══ Task input ══
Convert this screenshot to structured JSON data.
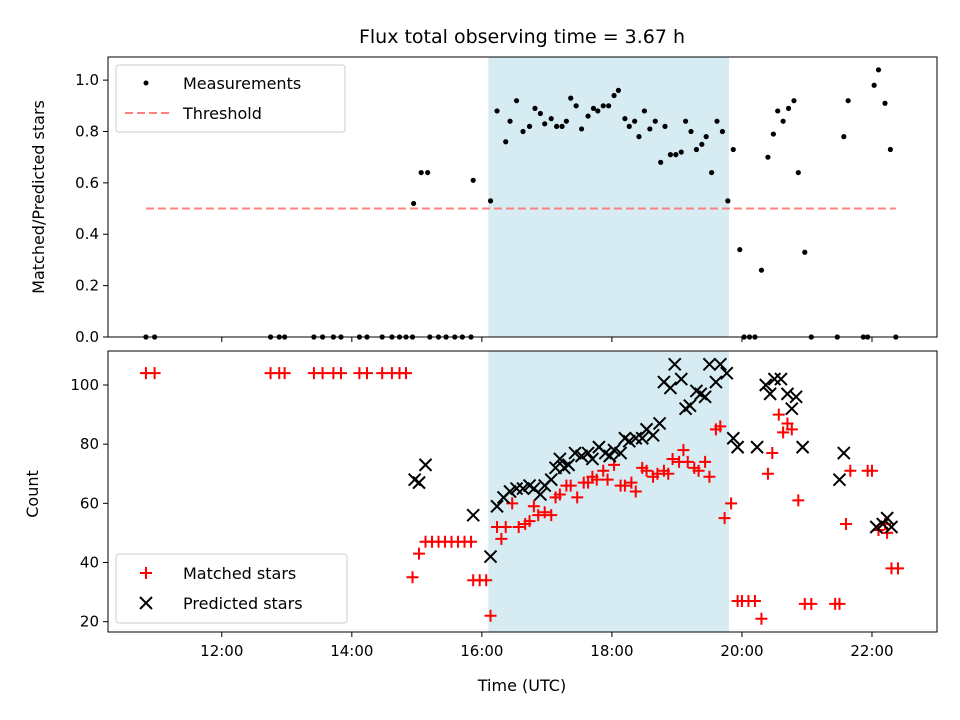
{
  "chart_data": [
    {
      "type": "scatter",
      "title": "Flux total observing time = 3.67 h",
      "xlabel": "",
      "ylabel": "Matched/Predicted stars",
      "xlim": [
        "10:15",
        "23:00"
      ],
      "ylim": [
        0,
        1.09
      ],
      "yticks": [
        "0.0",
        "0.2",
        "0.4",
        "0.6",
        "0.8",
        "1.0"
      ],
      "highlight": {
        "from": "16:06",
        "to": "19:48",
        "color": "#add8e6"
      },
      "legend_position": "top-left",
      "series": [
        {
          "name": "Measurements",
          "marker": "dot",
          "color": "#000000",
          "points": [
            [
              "10:50",
              0
            ],
            [
              "10:58",
              0
            ],
            [
              "12:45",
              0
            ],
            [
              "12:53",
              0
            ],
            [
              "12:58",
              0
            ],
            [
              "13:25",
              0
            ],
            [
              "13:33",
              0
            ],
            [
              "13:43",
              0
            ],
            [
              "13:50",
              0
            ],
            [
              "14:07",
              0
            ],
            [
              "14:14",
              0
            ],
            [
              "14:28",
              0
            ],
            [
              "14:37",
              0
            ],
            [
              "14:44",
              0
            ],
            [
              "14:50",
              0
            ],
            [
              "14:56",
              0
            ],
            [
              "15:12",
              0
            ],
            [
              "15:20",
              0
            ],
            [
              "15:27",
              0
            ],
            [
              "15:35",
              0
            ],
            [
              "15:42",
              0
            ],
            [
              "15:50",
              0
            ],
            [
              "14:57",
              0.52
            ],
            [
              "15:04",
              0.64
            ],
            [
              "15:10",
              0.64
            ],
            [
              "15:52",
              0.61
            ],
            [
              "16:08",
              0.53
            ],
            [
              "16:14",
              0.88
            ],
            [
              "16:22",
              0.76
            ],
            [
              "16:26",
              0.84
            ],
            [
              "16:32",
              0.92
            ],
            [
              "16:38",
              0.8
            ],
            [
              "16:44",
              0.82
            ],
            [
              "16:49",
              0.89
            ],
            [
              "16:54",
              0.87
            ],
            [
              "16:58",
              0.83
            ],
            [
              "17:04",
              0.85
            ],
            [
              "17:09",
              0.82
            ],
            [
              "17:14",
              0.82
            ],
            [
              "17:18",
              0.84
            ],
            [
              "17:22",
              0.93
            ],
            [
              "17:27",
              0.9
            ],
            [
              "17:32",
              0.81
            ],
            [
              "17:38",
              0.86
            ],
            [
              "17:43",
              0.89
            ],
            [
              "17:47",
              0.88
            ],
            [
              "17:52",
              0.9
            ],
            [
              "17:57",
              0.9
            ],
            [
              "18:02",
              0.94
            ],
            [
              "18:06",
              0.96
            ],
            [
              "18:12",
              0.85
            ],
            [
              "18:16",
              0.82
            ],
            [
              "18:21",
              0.84
            ],
            [
              "18:25",
              0.78
            ],
            [
              "18:30",
              0.88
            ],
            [
              "18:35",
              0.81
            ],
            [
              "18:40",
              0.84
            ],
            [
              "18:45",
              0.68
            ],
            [
              "18:49",
              0.82
            ],
            [
              "18:54",
              0.71
            ],
            [
              "18:59",
              0.71
            ],
            [
              "19:04",
              0.72
            ],
            [
              "19:08",
              0.84
            ],
            [
              "19:13",
              0.8
            ],
            [
              "19:18",
              0.73
            ],
            [
              "19:23",
              0.75
            ],
            [
              "19:27",
              0.78
            ],
            [
              "19:32",
              0.64
            ],
            [
              "19:37",
              0.84
            ],
            [
              "19:42",
              0.8
            ],
            [
              "19:47",
              0.53
            ],
            [
              "19:52",
              0.73
            ],
            [
              "19:58",
              0.34
            ],
            [
              "20:02",
              0
            ],
            [
              "20:07",
              0
            ],
            [
              "20:12",
              0
            ],
            [
              "20:18",
              0.26
            ],
            [
              "20:24",
              0.7
            ],
            [
              "20:29",
              0.79
            ],
            [
              "20:33",
              0.88
            ],
            [
              "20:38",
              0.84
            ],
            [
              "20:43",
              0.89
            ],
            [
              "20:48",
              0.92
            ],
            [
              "20:52",
              0.64
            ],
            [
              "20:58",
              0.33
            ],
            [
              "21:04",
              0
            ],
            [
              "21:28",
              0
            ],
            [
              "21:34",
              0.78
            ],
            [
              "21:38",
              0.92
            ],
            [
              "21:52",
              0
            ],
            [
              "21:56",
              0
            ],
            [
              "22:02",
              0.98
            ],
            [
              "22:06",
              1.04
            ],
            [
              "22:12",
              0.91
            ],
            [
              "22:17",
              0.73
            ],
            [
              "22:22",
              0
            ]
          ]
        },
        {
          "name": "Threshold",
          "style": "dashed",
          "color": "#ff8080",
          "points": [
            [
              "10:50",
              0.5
            ],
            [
              "22:22",
              0.5
            ]
          ]
        }
      ]
    },
    {
      "type": "scatter",
      "title": "",
      "xlabel": "Time (UTC)",
      "ylabel": "Count",
      "xlim": [
        "10:15",
        "23:00"
      ],
      "ylim": [
        16.5,
        111.5
      ],
      "xticks": [
        "12:00",
        "14:00",
        "16:00",
        "18:00",
        "20:00",
        "22:00"
      ],
      "yticks": [
        "20",
        "40",
        "60",
        "80",
        "100"
      ],
      "highlight": {
        "from": "16:06",
        "to": "19:48",
        "color": "#add8e6"
      },
      "legend_position": "bottom-left",
      "series": [
        {
          "name": "Matched stars",
          "marker": "plus",
          "color": "#ff0000",
          "points": [
            [
              "10:50",
              104
            ],
            [
              "10:58",
              104
            ],
            [
              "12:45",
              104
            ],
            [
              "12:53",
              104
            ],
            [
              "12:58",
              104
            ],
            [
              "13:25",
              104
            ],
            [
              "13:33",
              104
            ],
            [
              "13:43",
              104
            ],
            [
              "13:50",
              104
            ],
            [
              "14:07",
              104
            ],
            [
              "14:14",
              104
            ],
            [
              "14:28",
              104
            ],
            [
              "14:37",
              104
            ],
            [
              "14:44",
              104
            ],
            [
              "14:50",
              104
            ],
            [
              "14:56",
              35
            ],
            [
              "15:02",
              43
            ],
            [
              "15:08",
              47
            ],
            [
              "15:14",
              47
            ],
            [
              "15:20",
              47
            ],
            [
              "15:26",
              47
            ],
            [
              "15:32",
              47
            ],
            [
              "15:38",
              47
            ],
            [
              "15:44",
              47
            ],
            [
              "15:50",
              47
            ],
            [
              "15:52",
              34
            ],
            [
              "15:58",
              34
            ],
            [
              "16:04",
              34
            ],
            [
              "16:08",
              22
            ],
            [
              "16:14",
              52
            ],
            [
              "16:18",
              48
            ],
            [
              "16:22",
              52
            ],
            [
              "16:28",
              60
            ],
            [
              "16:34",
              52
            ],
            [
              "16:40",
              53
            ],
            [
              "16:44",
              54
            ],
            [
              "16:48",
              59
            ],
            [
              "16:52",
              56
            ],
            [
              "16:58",
              57
            ],
            [
              "17:04",
              56
            ],
            [
              "17:08",
              62
            ],
            [
              "17:12",
              63
            ],
            [
              "17:18",
              66
            ],
            [
              "17:22",
              66
            ],
            [
              "17:28",
              62
            ],
            [
              "17:34",
              67
            ],
            [
              "17:38",
              67
            ],
            [
              "17:42",
              69
            ],
            [
              "17:46",
              68
            ],
            [
              "17:52",
              71
            ],
            [
              "17:56",
              68
            ],
            [
              "18:02",
              73
            ],
            [
              "18:08",
              66
            ],
            [
              "18:12",
              66
            ],
            [
              "18:18",
              67
            ],
            [
              "18:22",
              64
            ],
            [
              "18:28",
              72
            ],
            [
              "18:32",
              71
            ],
            [
              "18:38",
              69
            ],
            [
              "18:42",
              70
            ],
            [
              "18:48",
              71
            ],
            [
              "18:52",
              70
            ],
            [
              "18:56",
              75
            ],
            [
              "19:02",
              74
            ],
            [
              "19:06",
              78
            ],
            [
              "19:10",
              74
            ],
            [
              "19:16",
              72
            ],
            [
              "19:20",
              71
            ],
            [
              "19:26",
              74
            ],
            [
              "19:30",
              69
            ],
            [
              "19:36",
              85
            ],
            [
              "19:40",
              86
            ],
            [
              "19:44",
              55
            ],
            [
              "19:50",
              60
            ],
            [
              "19:56",
              27
            ],
            [
              "20:00",
              27
            ],
            [
              "20:06",
              27
            ],
            [
              "20:12",
              27
            ],
            [
              "20:18",
              21
            ],
            [
              "20:24",
              70
            ],
            [
              "20:28",
              77
            ],
            [
              "20:34",
              90
            ],
            [
              "20:38",
              84
            ],
            [
              "20:42",
              87
            ],
            [
              "20:46",
              85
            ],
            [
              "20:52",
              61
            ],
            [
              "20:58",
              26
            ],
            [
              "21:04",
              26
            ],
            [
              "21:26",
              26
            ],
            [
              "21:30",
              26
            ],
            [
              "21:36",
              53
            ],
            [
              "21:40",
              71
            ],
            [
              "21:56",
              71
            ],
            [
              "22:00",
              71
            ],
            [
              "22:06",
              51
            ],
            [
              "22:12",
              53
            ],
            [
              "22:14",
              50
            ],
            [
              "22:18",
              38
            ],
            [
              "22:24",
              38
            ]
          ]
        },
        {
          "name": "Predicted stars",
          "marker": "x",
          "color": "#000000",
          "points": [
            [
              "14:58",
              68
            ],
            [
              "15:02",
              67
            ],
            [
              "15:08",
              73
            ],
            [
              "15:52",
              56
            ],
            [
              "16:08",
              42
            ],
            [
              "16:14",
              59
            ],
            [
              "16:20",
              62
            ],
            [
              "16:26",
              64
            ],
            [
              "16:32",
              65
            ],
            [
              "16:38",
              65
            ],
            [
              "16:44",
              66
            ],
            [
              "16:48",
              65
            ],
            [
              "16:54",
              63
            ],
            [
              "16:58",
              66
            ],
            [
              "17:04",
              68
            ],
            [
              "17:08",
              72
            ],
            [
              "17:12",
              75
            ],
            [
              "17:16",
              72
            ],
            [
              "17:20",
              73
            ],
            [
              "17:26",
              77
            ],
            [
              "17:32",
              76
            ],
            [
              "17:38",
              77
            ],
            [
              "17:42",
              75
            ],
            [
              "17:48",
              79
            ],
            [
              "17:54",
              77
            ],
            [
              "17:58",
              76
            ],
            [
              "18:02",
              78
            ],
            [
              "18:08",
              77
            ],
            [
              "18:12",
              82
            ],
            [
              "18:16",
              81
            ],
            [
              "18:22",
              82
            ],
            [
              "18:28",
              82
            ],
            [
              "18:32",
              85
            ],
            [
              "18:38",
              83
            ],
            [
              "18:44",
              87
            ],
            [
              "18:48",
              101
            ],
            [
              "18:54",
              99
            ],
            [
              "18:58",
              107
            ],
            [
              "19:04",
              102
            ],
            [
              "19:08",
              92
            ],
            [
              "19:12",
              93
            ],
            [
              "19:18",
              98
            ],
            [
              "19:22",
              97
            ],
            [
              "19:26",
              96
            ],
            [
              "19:30",
              107
            ],
            [
              "19:36",
              101
            ],
            [
              "19:40",
              107
            ],
            [
              "19:46",
              104
            ],
            [
              "19:52",
              82
            ],
            [
              "19:56",
              79
            ],
            [
              "20:14",
              79
            ],
            [
              "20:22",
              100
            ],
            [
              "20:26",
              97
            ],
            [
              "20:30",
              102
            ],
            [
              "20:36",
              102
            ],
            [
              "20:42",
              97
            ],
            [
              "20:46",
              92
            ],
            [
              "20:50",
              96
            ],
            [
              "20:56",
              79
            ],
            [
              "21:30",
              68
            ],
            [
              "21:34",
              77
            ],
            [
              "22:04",
              52
            ],
            [
              "22:10",
              53
            ],
            [
              "22:14",
              55
            ],
            [
              "22:18",
              52
            ]
          ]
        }
      ]
    }
  ]
}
═══
## The task
Across the records, count the lines holding the string "name". Give the number and stop.

## Exercise response
4